§ Goal
Go through the records and show each line where the word "internet" occurs.

§ Rows from a dataset
* * *
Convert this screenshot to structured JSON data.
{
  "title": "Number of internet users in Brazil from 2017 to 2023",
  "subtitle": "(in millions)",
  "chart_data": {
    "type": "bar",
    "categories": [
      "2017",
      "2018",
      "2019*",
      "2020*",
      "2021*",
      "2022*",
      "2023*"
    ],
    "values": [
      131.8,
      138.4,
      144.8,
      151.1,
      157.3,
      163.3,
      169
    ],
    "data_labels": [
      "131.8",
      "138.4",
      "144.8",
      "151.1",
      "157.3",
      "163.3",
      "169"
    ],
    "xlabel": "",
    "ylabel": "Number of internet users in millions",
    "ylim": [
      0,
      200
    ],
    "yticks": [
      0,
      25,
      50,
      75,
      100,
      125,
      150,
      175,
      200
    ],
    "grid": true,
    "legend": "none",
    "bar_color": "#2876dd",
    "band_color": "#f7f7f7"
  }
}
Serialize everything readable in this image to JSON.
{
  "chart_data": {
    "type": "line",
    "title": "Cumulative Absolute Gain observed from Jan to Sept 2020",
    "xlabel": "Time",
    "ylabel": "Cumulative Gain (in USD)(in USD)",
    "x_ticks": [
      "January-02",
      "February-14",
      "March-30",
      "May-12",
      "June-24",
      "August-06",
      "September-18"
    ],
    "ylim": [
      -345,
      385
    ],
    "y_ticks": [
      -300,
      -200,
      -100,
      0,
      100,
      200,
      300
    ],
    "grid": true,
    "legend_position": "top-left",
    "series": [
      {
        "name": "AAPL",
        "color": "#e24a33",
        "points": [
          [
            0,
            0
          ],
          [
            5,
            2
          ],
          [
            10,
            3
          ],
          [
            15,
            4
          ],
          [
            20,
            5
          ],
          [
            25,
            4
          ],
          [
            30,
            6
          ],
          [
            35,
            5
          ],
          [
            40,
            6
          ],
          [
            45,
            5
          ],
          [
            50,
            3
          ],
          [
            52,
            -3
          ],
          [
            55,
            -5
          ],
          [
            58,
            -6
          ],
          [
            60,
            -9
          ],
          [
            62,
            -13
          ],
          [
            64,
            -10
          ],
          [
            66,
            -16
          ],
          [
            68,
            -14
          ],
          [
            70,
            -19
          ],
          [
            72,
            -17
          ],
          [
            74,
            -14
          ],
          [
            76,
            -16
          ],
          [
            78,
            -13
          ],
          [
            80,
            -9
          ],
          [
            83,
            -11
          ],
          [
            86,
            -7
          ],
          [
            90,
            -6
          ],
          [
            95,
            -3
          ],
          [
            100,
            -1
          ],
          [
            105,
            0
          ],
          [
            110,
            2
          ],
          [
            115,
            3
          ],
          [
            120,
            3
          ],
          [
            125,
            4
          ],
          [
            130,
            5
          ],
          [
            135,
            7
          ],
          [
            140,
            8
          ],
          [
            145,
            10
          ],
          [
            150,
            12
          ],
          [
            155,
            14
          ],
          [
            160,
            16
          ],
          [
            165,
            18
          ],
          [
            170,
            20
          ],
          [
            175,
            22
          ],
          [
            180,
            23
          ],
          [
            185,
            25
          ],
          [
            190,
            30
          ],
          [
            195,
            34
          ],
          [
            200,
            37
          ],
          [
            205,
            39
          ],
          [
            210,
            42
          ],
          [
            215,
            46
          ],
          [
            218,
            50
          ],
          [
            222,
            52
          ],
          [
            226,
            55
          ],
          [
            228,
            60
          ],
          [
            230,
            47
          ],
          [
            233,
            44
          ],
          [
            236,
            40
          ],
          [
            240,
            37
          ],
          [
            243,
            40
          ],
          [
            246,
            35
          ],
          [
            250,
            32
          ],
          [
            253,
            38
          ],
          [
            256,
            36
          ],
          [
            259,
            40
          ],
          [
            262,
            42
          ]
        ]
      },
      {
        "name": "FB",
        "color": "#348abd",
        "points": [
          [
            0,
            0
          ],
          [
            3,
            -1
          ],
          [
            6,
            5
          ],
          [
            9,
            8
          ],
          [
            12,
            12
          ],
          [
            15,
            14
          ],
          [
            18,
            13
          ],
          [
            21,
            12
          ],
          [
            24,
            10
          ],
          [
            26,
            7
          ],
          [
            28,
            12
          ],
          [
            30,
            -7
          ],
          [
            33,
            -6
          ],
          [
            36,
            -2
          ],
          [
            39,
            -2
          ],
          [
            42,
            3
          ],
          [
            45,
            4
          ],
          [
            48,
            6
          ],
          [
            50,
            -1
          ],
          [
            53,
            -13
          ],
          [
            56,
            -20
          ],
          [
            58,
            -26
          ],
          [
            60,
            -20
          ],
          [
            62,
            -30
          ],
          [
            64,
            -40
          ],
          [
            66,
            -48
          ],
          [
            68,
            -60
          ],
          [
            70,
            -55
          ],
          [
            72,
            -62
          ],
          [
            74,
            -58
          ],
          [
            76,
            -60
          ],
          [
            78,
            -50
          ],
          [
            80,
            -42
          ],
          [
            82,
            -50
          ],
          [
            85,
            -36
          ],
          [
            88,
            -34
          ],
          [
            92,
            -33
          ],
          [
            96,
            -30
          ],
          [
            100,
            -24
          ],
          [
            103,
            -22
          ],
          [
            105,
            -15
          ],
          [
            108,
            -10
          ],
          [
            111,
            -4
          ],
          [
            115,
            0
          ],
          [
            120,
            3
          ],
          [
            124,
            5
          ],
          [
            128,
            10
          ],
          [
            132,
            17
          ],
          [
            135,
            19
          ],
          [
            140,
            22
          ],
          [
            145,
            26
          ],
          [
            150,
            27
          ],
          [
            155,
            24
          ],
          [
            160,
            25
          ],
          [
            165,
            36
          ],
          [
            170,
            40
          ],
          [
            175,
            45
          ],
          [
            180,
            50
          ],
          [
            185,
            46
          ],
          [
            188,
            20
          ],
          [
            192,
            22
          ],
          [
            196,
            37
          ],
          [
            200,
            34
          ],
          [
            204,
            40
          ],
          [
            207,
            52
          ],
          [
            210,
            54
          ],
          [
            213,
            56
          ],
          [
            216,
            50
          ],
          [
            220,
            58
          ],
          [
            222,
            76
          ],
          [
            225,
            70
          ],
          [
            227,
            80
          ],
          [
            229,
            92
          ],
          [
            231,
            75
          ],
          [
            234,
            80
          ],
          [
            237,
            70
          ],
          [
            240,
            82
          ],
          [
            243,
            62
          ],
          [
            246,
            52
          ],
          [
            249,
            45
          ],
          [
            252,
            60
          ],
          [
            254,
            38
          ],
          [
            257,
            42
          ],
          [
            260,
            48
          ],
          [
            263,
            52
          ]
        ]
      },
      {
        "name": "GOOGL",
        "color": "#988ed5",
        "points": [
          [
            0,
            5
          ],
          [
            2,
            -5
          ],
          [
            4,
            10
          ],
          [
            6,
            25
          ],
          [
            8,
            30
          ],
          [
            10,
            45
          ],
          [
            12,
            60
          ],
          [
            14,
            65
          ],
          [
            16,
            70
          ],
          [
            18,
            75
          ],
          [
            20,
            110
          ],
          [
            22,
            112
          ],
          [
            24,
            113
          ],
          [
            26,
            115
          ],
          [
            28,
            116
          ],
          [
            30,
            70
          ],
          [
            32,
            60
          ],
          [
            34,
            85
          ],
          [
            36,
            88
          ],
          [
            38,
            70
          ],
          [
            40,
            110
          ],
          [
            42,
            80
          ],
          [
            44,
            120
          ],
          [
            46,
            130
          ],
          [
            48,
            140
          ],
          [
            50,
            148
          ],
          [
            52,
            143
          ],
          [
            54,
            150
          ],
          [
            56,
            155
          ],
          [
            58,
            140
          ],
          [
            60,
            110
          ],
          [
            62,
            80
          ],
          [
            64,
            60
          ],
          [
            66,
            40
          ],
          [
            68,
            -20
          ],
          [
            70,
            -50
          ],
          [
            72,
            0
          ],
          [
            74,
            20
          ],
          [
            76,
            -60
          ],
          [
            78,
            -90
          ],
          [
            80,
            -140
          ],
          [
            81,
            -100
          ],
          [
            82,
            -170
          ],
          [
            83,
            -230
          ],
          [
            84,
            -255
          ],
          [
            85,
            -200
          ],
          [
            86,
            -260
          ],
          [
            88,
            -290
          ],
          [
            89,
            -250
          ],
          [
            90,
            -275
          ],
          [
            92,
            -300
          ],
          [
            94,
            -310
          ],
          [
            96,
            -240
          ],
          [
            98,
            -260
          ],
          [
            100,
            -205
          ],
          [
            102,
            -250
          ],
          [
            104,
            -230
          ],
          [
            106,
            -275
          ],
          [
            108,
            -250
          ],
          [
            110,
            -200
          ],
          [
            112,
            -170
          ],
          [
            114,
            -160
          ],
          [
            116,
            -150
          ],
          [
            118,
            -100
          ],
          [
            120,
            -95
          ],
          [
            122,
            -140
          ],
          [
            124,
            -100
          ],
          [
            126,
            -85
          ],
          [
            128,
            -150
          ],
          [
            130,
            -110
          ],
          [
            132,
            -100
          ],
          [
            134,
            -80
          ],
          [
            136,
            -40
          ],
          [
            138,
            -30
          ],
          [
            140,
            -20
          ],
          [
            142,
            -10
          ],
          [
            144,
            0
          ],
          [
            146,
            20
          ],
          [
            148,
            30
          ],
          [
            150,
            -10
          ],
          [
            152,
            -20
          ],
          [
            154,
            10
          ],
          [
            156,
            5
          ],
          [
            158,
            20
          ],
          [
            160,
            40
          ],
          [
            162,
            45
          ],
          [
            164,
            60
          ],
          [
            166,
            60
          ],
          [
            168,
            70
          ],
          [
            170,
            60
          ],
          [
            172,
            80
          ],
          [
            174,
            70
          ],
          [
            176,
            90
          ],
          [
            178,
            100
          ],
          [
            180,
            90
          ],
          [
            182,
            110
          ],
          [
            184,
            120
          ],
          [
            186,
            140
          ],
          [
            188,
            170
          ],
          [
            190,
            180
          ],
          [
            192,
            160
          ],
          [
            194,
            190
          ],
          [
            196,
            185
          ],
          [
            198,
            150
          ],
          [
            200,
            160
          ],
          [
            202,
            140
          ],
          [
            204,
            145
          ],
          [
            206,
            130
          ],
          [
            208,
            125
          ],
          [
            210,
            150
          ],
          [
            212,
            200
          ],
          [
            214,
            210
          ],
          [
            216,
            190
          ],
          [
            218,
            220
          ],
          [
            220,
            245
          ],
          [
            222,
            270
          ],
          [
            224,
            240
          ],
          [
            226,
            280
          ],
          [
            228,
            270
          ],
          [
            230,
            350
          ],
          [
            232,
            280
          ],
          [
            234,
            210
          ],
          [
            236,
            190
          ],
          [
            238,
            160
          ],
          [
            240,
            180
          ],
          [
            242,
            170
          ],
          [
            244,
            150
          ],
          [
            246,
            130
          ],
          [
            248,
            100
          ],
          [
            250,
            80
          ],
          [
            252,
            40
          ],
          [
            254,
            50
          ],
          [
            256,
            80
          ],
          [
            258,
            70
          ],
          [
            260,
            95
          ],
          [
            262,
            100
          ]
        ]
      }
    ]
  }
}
* * *
§ Result
  "title": "Number of internet users in Brazil from 2017 to 2023",
    "ylabel": "Number of internet users in millions",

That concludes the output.